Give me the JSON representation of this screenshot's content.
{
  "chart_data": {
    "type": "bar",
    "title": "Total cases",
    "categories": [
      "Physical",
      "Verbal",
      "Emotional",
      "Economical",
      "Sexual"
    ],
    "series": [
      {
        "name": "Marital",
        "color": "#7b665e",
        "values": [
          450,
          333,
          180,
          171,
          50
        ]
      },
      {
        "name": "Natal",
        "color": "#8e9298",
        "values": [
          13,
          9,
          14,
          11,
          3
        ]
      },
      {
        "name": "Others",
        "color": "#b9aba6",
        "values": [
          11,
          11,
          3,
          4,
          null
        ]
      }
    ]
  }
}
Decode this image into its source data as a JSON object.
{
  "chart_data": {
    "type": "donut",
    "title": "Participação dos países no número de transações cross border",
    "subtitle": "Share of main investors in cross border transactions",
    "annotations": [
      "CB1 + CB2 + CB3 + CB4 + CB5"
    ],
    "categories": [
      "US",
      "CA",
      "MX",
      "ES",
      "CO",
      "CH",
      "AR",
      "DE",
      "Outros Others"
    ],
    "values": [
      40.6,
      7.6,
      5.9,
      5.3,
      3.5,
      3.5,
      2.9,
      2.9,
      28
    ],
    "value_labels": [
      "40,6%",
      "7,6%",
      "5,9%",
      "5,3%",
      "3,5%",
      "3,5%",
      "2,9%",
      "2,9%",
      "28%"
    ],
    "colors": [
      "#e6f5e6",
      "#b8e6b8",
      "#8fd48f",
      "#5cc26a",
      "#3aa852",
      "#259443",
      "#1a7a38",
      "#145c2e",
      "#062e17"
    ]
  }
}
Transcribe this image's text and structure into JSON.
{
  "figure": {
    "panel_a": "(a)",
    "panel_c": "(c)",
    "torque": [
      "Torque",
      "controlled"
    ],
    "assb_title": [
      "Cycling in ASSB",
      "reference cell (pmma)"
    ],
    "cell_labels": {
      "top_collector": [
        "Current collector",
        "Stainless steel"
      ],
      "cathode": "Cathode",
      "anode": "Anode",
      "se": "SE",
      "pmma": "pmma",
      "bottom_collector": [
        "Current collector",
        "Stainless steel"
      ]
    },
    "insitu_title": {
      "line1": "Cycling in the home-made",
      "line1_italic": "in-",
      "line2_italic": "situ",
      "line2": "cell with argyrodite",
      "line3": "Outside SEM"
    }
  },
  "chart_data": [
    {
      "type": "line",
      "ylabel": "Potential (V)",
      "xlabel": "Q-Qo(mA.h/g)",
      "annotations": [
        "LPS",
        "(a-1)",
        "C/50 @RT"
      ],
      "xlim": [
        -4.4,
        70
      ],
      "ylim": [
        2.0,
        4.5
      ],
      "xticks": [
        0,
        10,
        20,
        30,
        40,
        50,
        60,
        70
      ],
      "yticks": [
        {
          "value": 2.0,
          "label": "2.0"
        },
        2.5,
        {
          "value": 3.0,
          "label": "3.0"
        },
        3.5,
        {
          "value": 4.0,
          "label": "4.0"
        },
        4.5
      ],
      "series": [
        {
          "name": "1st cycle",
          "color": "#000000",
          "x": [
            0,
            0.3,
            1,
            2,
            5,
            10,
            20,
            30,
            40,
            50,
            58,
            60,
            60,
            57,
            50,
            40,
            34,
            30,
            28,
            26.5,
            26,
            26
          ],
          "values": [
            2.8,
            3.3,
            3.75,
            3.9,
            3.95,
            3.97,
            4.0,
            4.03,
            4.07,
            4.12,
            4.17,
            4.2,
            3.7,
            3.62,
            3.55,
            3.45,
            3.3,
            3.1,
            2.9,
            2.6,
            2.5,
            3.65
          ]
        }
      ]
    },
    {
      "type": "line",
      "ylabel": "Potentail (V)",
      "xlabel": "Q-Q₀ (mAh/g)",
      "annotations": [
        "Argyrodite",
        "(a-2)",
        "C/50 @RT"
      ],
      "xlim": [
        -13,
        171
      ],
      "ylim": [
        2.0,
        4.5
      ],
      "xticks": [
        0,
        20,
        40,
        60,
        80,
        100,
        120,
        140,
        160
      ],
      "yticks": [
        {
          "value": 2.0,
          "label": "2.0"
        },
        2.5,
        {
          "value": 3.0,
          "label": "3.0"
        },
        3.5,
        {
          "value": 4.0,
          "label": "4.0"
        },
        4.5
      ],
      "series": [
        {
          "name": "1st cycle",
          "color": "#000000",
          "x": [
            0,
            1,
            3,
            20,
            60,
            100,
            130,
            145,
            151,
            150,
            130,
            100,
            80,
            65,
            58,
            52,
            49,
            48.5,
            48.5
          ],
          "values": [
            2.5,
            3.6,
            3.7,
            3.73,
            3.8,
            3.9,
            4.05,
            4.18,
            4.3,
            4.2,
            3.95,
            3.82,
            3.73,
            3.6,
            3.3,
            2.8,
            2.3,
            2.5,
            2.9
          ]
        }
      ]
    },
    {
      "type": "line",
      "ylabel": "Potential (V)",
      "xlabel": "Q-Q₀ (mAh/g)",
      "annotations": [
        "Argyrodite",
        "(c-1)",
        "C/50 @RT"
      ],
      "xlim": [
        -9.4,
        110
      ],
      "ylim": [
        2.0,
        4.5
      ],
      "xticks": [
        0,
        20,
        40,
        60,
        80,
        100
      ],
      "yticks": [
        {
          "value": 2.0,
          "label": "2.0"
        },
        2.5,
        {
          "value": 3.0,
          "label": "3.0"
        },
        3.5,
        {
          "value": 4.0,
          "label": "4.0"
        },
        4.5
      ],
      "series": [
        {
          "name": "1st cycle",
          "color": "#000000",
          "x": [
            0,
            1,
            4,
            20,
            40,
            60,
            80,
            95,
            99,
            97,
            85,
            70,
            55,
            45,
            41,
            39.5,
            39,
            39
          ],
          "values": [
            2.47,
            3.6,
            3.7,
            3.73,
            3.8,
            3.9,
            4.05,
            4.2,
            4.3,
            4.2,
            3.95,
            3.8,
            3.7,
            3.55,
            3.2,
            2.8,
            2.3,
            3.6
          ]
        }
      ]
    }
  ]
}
◆ ◆ ◆ ◆
**PROBLEM**
Restate the whole listing exactly, leaving out nothing.

**SOLUTION TO THIS EXERCISE**
Give me the JSON representation of this screenshot's content.
{
  "chart_data": {
    "type": "bar",
    "title": "Total cases",
    "categories": [
      "Physical",
      "Verbal",
      "Emotional",
      "Economical",
      "Sexual"
    ],
    "series": [
      {
        "name": "Marital",
        "color": "#7b665e",
        "values": [
          450,
          333,
          180,
          171,
          50
        ]
      },
      {
        "name": "Natal",
        "color": "#8e9298",
        "values": [
          13,
          9,
          14,
          11,
          3
        ]
      },
      {
        "name": "Others",
        "color": "#b9aba6",
        "values": [
          11,
          11,
          3,
          4,
          null
        ]
      }
    ]
  }
}
Decode this image into its source data as a JSON object.
{
  "chart_data": {
    "type": "donut",
    "title": "Participação dos países no número de transações cross border",
    "subtitle": "Share of main investors in cross border transactions",
    "annotations": [
      "CB1 + CB2 + CB3 + CB4 + CB5"
    ],
    "categories": [
      "US",
      "CA",
      "MX",
      "ES",
      "CO",
      "CH",
      "AR",
      "DE",
      "Outros Others"
    ],
    "values": [
      40.6,
      7.6,
      5.9,
      5.3,
      3.5,
      3.5,
      2.9,
      2.9,
      28
    ],
    "value_labels": [
      "40,6%",
      "7,6%",
      "5,9%",
      "5,3%",
      "3,5%",
      "3,5%",
      "2,9%",
      "2,9%",
      "28%"
    ],
    "colors": [
      "#e6f5e6",
      "#b8e6b8",
      "#8fd48f",
      "#5cc26a",
      "#3aa852",
      "#259443",
      "#1a7a38",
      "#145c2e",
      "#062e17"
    ]
  }
}
Transcribe this image's text and structure into JSON.
{
  "figure": {
    "panel_a": "(a)",
    "panel_c": "(c)",
    "torque": [
      "Torque",
      "controlled"
    ],
    "assb_title": [
      "Cycling in ASSB",
      "reference cell (pmma)"
    ],
    "cell_labels": {
      "top_collector": [
        "Current collector",
        "Stainless steel"
      ],
      "cathode": "Cathode",
      "anode": "Anode",
      "se": "SE",
      "pmma": "pmma",
      "bottom_collector": [
        "Current collector",
        "Stainless steel"
      ]
    },
    "insitu_title": {
      "line1": "Cycling in the home-made",
      "line1_italic": "in-",
      "line2_italic": "situ",
      "line2": "cell with argyrodite",
      "line3": "Outside SEM"
    }
  },
  "chart_data": [
    {
      "type": "line",
      "ylabel": "Potential (V)",
      "xlabel": "Q-Qo(mA.h/g)",
      "annotations": [
        "LPS",
        "(a-1)",
        "C/50 @RT"
      ],
      "xlim": [
        -4.4,
        70
      ],
      "ylim": [
        2.0,
        4.5
      ],
      "xticks": [
        0,
        10,
        20,
        30,
        40,
        50,
        60,
        70
      ],
      "yticks": [
        {
          "value": 2.0,
          "label": "2.0"
        },
        2.5,
        {
          "value": 3.0,
          "label": "3.0"
        },
        3.5,
        {
          "value": 4.0,
          "label": "4.0"
        },
        4.5
      ],
      "series": [
        {
          "name": "1st cycle",
          "color": "#000000",
          "x": [
            0,
            0.3,
            1,
            2,
            5,
            10,
            20,
            30,
            40,
            50,
            58,
            60,
            60,
            57,
            50,
            40,
            34,
            30,
            28,
            26.5,
            26,
            26
          ],
          "values": [
            2.8,
            3.3,
            3.75,
            3.9,
            3.95,
            3.97,
            4.0,
            4.03,
            4.07,
            4.12,
            4.17,
            4.2,
            3.7,
            3.62,
            3.55,
            3.45,
            3.3,
            3.1,
            2.9,
            2.6,
            2.5,
            3.65
          ]
        }
      ]
    },
    {
      "type": "line",
      "ylabel": "Potentail (V)",
      "xlabel": "Q-Q₀ (mAh/g)",
      "annotations": [
        "Argyrodite",
        "(a-2)",
        "C/50 @RT"
      ],
      "xlim": [
        -13,
        171
      ],
      "ylim": [
        2.0,
        4.5
      ],
      "xticks": [
        0,
        20,
        40,
        60,
        80,
        100,
        120,
        140,
        160
      ],
      "yticks": [
        {
          "value": 2.0,
          "label": "2.0"
        },
        2.5,
        {
          "value": 3.0,
          "label": "3.0"
        },
        3.5,
        {
          "value": 4.0,
          "label": "4.0"
        },
        4.5
      ],
      "series": [
        {
          "name": "1st cycle",
          "color": "#000000",
          "x": [
            0,
            1,
            3,
            20,
            60,
            100,
            130,
            145,
            151,
            150,
            130,
            100,
            80,
            65,
            58,
            52,
            49,
            48.5,
            48.5
          ],
          "values": [
            2.5,
            3.6,
            3.7,
            3.73,
            3.8,
            3.9,
            4.05,
            4.18,
            4.3,
            4.2,
            3.95,
            3.82,
            3.73,
            3.6,
            3.3,
            2.8,
            2.3,
            2.5,
            2.9
          ]
        }
      ]
    },
    {
      "type": "line",
      "ylabel": "Potential (V)",
      "xlabel": "Q-Q₀ (mAh/g)",
      "annotations": [
        "Argyrodite",
        "(c-1)",
        "C/50 @RT"
      ],
      "xlim": [
        -9.4,
        110
      ],
      "ylim": [
        2.0,
        4.5
      ],
      "xticks": [
        0,
        20,
        40,
        60,
        80,
        100
      ],
      "yticks": [
        {
          "value": 2.0,
          "label": "2.0"
        },
        2.5,
        {
          "value": 3.0,
          "label": "3.0"
        },
        3.5,
        {
          "value": 4.0,
          "label": "4.0"
        },
        4.5
      ],
      "series": [
        {
          "name": "1st cycle",
          "color": "#000000",
          "x": [
            0,
            1,
            4,
            20,
            40,
            60,
            80,
            95,
            99,
            97,
            85,
            70,
            55,
            45,
            41,
            39.5,
            39,
            39
          ],
          "values": [
            2.47,
            3.6,
            3.7,
            3.73,
            3.8,
            3.9,
            4.05,
            4.2,
            4.3,
            4.2,
            3.95,
            3.8,
            3.7,
            3.55,
            3.2,
            2.8,
            2.3,
            3.6
          ]
        }
      ]
    }
  ]
}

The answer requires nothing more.